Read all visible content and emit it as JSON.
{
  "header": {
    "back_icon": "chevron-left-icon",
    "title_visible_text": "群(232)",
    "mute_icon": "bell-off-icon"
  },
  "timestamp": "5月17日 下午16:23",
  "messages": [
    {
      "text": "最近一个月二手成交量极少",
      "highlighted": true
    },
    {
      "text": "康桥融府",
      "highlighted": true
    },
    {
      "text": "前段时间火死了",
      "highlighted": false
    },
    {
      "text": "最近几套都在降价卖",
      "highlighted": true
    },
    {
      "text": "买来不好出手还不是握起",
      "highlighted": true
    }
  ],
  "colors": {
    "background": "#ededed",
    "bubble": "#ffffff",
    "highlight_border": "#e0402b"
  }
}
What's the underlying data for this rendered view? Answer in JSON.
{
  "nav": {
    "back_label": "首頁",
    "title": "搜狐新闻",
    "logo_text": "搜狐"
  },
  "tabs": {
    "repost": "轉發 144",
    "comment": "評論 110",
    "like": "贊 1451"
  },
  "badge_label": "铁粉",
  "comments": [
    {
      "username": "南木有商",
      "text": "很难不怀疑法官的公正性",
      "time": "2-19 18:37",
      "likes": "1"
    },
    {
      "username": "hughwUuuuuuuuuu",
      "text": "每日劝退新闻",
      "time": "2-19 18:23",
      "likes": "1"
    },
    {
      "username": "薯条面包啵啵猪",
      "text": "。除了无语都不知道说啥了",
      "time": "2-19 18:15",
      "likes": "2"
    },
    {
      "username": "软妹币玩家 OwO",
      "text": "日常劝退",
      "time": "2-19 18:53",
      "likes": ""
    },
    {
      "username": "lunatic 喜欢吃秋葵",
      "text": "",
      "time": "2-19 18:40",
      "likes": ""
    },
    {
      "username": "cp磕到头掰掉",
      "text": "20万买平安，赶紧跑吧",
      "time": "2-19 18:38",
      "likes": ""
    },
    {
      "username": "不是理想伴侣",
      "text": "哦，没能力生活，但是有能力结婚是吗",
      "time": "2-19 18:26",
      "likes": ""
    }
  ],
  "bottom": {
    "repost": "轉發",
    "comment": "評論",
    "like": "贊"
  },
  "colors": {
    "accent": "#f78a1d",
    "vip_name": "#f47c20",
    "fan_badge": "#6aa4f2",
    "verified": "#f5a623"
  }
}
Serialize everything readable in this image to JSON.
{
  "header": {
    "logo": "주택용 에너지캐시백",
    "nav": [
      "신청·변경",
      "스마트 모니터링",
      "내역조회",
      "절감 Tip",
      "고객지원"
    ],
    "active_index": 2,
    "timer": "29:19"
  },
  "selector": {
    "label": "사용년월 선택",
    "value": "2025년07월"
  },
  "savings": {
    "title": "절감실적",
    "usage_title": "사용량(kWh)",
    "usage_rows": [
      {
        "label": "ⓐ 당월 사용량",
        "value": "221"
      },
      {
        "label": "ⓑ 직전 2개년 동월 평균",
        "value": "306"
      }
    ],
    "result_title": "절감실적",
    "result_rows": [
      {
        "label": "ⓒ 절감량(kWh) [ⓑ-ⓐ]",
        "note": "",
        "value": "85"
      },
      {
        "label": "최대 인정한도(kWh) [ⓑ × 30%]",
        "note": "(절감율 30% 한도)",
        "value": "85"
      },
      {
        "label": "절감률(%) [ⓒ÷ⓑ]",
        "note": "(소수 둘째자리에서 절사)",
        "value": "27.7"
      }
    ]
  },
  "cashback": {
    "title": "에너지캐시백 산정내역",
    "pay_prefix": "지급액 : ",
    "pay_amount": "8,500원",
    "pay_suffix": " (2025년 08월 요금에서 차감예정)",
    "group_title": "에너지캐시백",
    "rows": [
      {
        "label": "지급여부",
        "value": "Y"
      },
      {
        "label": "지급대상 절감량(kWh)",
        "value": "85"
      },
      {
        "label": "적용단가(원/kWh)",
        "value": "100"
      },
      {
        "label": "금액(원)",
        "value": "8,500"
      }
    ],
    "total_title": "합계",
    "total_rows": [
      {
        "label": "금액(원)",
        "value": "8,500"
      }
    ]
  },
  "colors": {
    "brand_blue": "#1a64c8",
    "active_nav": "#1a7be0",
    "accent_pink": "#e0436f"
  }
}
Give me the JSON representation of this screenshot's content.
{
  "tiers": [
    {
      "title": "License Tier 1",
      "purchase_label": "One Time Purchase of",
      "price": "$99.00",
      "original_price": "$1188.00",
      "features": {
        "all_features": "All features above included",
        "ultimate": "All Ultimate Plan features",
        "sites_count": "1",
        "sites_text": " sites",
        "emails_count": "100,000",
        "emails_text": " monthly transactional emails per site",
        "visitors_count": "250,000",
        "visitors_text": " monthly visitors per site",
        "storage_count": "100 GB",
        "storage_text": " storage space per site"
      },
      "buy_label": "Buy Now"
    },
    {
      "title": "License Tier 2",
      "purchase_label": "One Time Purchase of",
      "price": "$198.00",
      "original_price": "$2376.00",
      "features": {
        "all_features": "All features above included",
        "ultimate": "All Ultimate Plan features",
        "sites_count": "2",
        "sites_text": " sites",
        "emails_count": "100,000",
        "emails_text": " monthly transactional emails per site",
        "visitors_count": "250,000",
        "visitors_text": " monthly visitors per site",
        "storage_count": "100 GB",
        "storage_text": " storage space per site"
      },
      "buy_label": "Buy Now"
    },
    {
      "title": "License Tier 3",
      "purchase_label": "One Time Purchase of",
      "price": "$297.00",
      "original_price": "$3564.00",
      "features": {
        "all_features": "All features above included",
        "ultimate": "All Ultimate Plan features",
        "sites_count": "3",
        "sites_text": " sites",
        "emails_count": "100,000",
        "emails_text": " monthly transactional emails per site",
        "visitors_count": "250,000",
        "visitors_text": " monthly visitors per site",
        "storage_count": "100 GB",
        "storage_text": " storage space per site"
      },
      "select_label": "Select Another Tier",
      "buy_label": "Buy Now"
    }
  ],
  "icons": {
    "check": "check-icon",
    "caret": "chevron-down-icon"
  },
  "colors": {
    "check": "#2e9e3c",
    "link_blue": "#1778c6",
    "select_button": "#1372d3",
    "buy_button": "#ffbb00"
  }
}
═══
The exercise =
Extract each line from the listing that holds the word "username".

Complete output =
      "username": "南木有商",
      "username": "hughwUuuuuuuuuu",
      "username": "薯条面包啵啵猪",
      "username": "软妹币玩家 OwO",
      "username": "lunatic 喜欢吃秋葵",
      "username": "cp磕到头掰掉",
      "username": "不是理想伴侣",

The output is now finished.